**STATED TASK:** Reproduce all lines of the listing below in which the word "title" occurs.

Stored data entries:
* START *
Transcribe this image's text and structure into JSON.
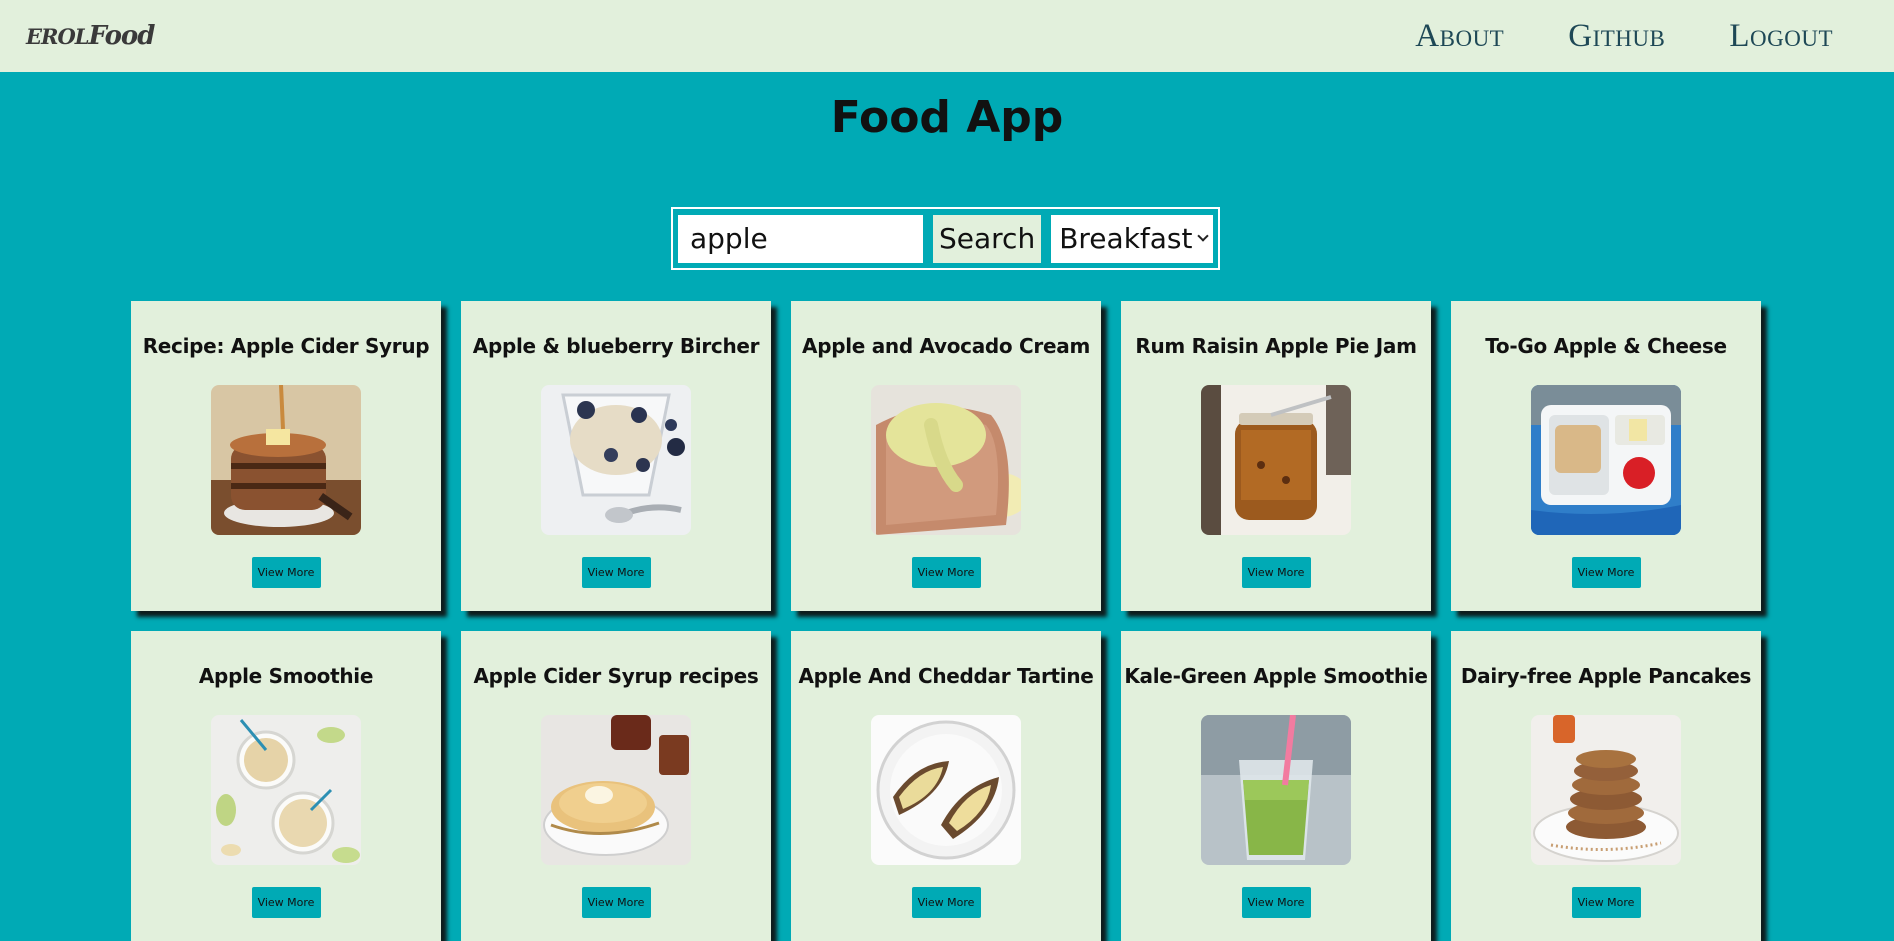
{
  "navbar": {
    "brand_prefix": "erol",
    "brand_suffix": "Food",
    "links": [
      "About",
      "Github",
      "Logout"
    ]
  },
  "page": {
    "title": "Food App"
  },
  "search": {
    "query": "apple",
    "button_label": "Search",
    "meal_type": "Breakfast"
  },
  "recipes": [
    {
      "title": "Recipe: Apple Cider Syrup",
      "button": "View More",
      "image": "pancakes-syrup"
    },
    {
      "title": "Apple & blueberry Bircher",
      "button": "View More",
      "image": "oats-blueberry"
    },
    {
      "title": "Apple and Avocado Cream",
      "button": "View More",
      "image": "toast-cream"
    },
    {
      "title": "Rum Raisin Apple Pie Jam",
      "button": "View More",
      "image": "jam-jar"
    },
    {
      "title": "To-Go Apple & Cheese",
      "button": "View More",
      "image": "lunchbox"
    },
    {
      "title": "Apple Smoothie",
      "button": "View More",
      "image": "smoothie-glasses"
    },
    {
      "title": "Apple Cider Syrup recipes",
      "button": "View More",
      "image": "pancake-plate"
    },
    {
      "title": "Apple And Cheddar Tartine",
      "button": "View More",
      "image": "tartine-plate"
    },
    {
      "title": "Kale-Green Apple Smoothie",
      "button": "View More",
      "image": "green-smoothie"
    },
    {
      "title": "Dairy-free Apple Pancakes",
      "button": "View More",
      "image": "pancake-stack"
    }
  ],
  "colors": {
    "background": "#00aab5",
    "card": "#e2f0dc",
    "navbar": "#e2f0dc",
    "nav_text": "#1e4856"
  }
}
* END *
**SOLUTION TO THE EXERCISE:**
    "title": "Food App"
      "title": "Recipe: Apple Cider Syrup",
      "title": "Apple & blueberry Bircher",
      "title": "Apple and Avocado Cream",
      "title": "Rum Raisin Apple Pie Jam",
      "title": "To-Go Apple & Cheese",
      "title": "Apple Smoothie",
      "title": "Apple Cider Syrup recipes",
      "title": "Apple And Cheddar Tartine",
      "title": "Kale-Green Apple Smoothie",
      "title": "Dairy-free Apple Pancakes",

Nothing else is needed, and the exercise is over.